### Exercise
Write out the entries below once more, exactly.

### Data for this task
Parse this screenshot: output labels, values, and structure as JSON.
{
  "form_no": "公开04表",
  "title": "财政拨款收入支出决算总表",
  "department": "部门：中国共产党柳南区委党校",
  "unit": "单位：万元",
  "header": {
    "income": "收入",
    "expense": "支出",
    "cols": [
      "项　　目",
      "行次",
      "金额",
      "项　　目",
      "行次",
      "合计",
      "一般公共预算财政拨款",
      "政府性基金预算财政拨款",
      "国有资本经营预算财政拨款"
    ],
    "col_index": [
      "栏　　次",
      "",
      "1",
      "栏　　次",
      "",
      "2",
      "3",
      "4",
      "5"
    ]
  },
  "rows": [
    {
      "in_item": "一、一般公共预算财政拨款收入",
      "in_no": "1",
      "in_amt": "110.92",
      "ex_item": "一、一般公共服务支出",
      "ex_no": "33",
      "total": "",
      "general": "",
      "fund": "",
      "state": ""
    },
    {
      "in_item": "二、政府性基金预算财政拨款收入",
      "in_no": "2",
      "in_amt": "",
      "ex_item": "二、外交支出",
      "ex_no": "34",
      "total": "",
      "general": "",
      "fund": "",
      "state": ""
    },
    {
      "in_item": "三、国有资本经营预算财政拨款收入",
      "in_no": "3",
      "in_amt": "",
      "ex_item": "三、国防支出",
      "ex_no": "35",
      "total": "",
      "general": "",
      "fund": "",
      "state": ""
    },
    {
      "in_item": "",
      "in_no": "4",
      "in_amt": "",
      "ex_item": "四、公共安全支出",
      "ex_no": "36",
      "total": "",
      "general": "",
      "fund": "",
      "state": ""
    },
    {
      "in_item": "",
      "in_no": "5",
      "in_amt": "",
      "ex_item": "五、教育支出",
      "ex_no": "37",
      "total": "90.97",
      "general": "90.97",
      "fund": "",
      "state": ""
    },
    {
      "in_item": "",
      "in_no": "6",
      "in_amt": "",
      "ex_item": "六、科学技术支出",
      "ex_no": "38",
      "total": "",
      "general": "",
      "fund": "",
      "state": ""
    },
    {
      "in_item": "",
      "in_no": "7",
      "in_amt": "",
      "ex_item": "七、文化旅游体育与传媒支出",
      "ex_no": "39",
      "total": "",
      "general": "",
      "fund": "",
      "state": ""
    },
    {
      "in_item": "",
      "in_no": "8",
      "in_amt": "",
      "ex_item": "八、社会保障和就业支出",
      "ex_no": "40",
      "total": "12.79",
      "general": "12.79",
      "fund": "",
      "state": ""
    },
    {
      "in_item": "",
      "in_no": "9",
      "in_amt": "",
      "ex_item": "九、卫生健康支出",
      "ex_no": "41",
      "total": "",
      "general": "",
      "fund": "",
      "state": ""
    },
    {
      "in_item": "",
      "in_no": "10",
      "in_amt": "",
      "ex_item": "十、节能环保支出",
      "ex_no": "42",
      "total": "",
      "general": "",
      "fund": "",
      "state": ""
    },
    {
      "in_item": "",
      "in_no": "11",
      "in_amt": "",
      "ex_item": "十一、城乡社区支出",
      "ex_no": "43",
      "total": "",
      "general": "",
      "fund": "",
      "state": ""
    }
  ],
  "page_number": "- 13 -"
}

### The answer
Parse this screenshot: output labels, values, and structure as JSON.
{
  "form_no": "公开04表",
  "title": "财政拨款收入支出决算总表",
  "department": "部门：中国共产党柳南区委党校",
  "unit": "单位：万元",
  "header": {
    "income": "收入",
    "expense": "支出",
    "cols": [
      "项　　目",
      "行次",
      "金额",
      "项　　目",
      "行次",
      "合计",
      "一般公共预算财政拨款",
      "政府性基金预算财政拨款",
      "国有资本经营预算财政拨款"
    ],
    "col_index": [
      "栏　　次",
      "",
      "1",
      "栏　　次",
      "",
      "2",
      "3",
      "4",
      "5"
    ]
  },
  "rows": [
    {
      "in_item": "一、一般公共预算财政拨款收入",
      "in_no": "1",
      "in_amt": "110.92",
      "ex_item": "一、一般公共服务支出",
      "ex_no": "33",
      "total": "",
      "general": "",
      "fund": "",
      "state": ""
    },
    {
      "in_item": "二、政府性基金预算财政拨款收入",
      "in_no": "2",
      "in_amt": "",
      "ex_item": "二、外交支出",
      "ex_no": "34",
      "total": "",
      "general": "",
      "fund": "",
      "state": ""
    },
    {
      "in_item": "三、国有资本经营预算财政拨款收入",
      "in_no": "3",
      "in_amt": "",
      "ex_item": "三、国防支出",
      "ex_no": "35",
      "total": "",
      "general": "",
      "fund": "",
      "state": ""
    },
    {
      "in_item": "",
      "in_no": "4",
      "in_amt": "",
      "ex_item": "四、公共安全支出",
      "ex_no": "36",
      "total": "",
      "general": "",
      "fund": "",
      "state": ""
    },
    {
      "in_item": "",
      "in_no": "5",
      "in_amt": "",
      "ex_item": "五、教育支出",
      "ex_no": "37",
      "total": "90.97",
      "general": "90.97",
      "fund": "",
      "state": ""
    },
    {
      "in_item": "",
      "in_no": "6",
      "in_amt": "",
      "ex_item": "六、科学技术支出",
      "ex_no": "38",
      "total": "",
      "general": "",
      "fund": "",
      "state": ""
    },
    {
      "in_item": "",
      "in_no": "7",
      "in_amt": "",
      "ex_item": "七、文化旅游体育与传媒支出",
      "ex_no": "39",
      "total": "",
      "general": "",
      "fund": "",
      "state": ""
    },
    {
      "in_item": "",
      "in_no": "8",
      "in_amt": "",
      "ex_item": "八、社会保障和就业支出",
      "ex_no": "40",
      "total": "12.79",
      "general": "12.79",
      "fund": "",
      "state": ""
    },
    {
      "in_item": "",
      "in_no": "9",
      "in_amt": "",
      "ex_item": "九、卫生健康支出",
      "ex_no": "41",
      "total": "",
      "general": "",
      "fund": "",
      "state": ""
    },
    {
      "in_item": "",
      "in_no": "10",
      "in_amt": "",
      "ex_item": "十、节能环保支出",
      "ex_no": "42",
      "total": "",
      "general": "",
      "fund": "",
      "state": ""
    },
    {
      "in_item": "",
      "in_no": "11",
      "in_amt": "",
      "ex_item": "十一、城乡社区支出",
      "ex_no": "43",
      "total": "",
      "general": "",
      "fund": "",
      "state": ""
    }
  ],
  "page_number": "- 13 -"
}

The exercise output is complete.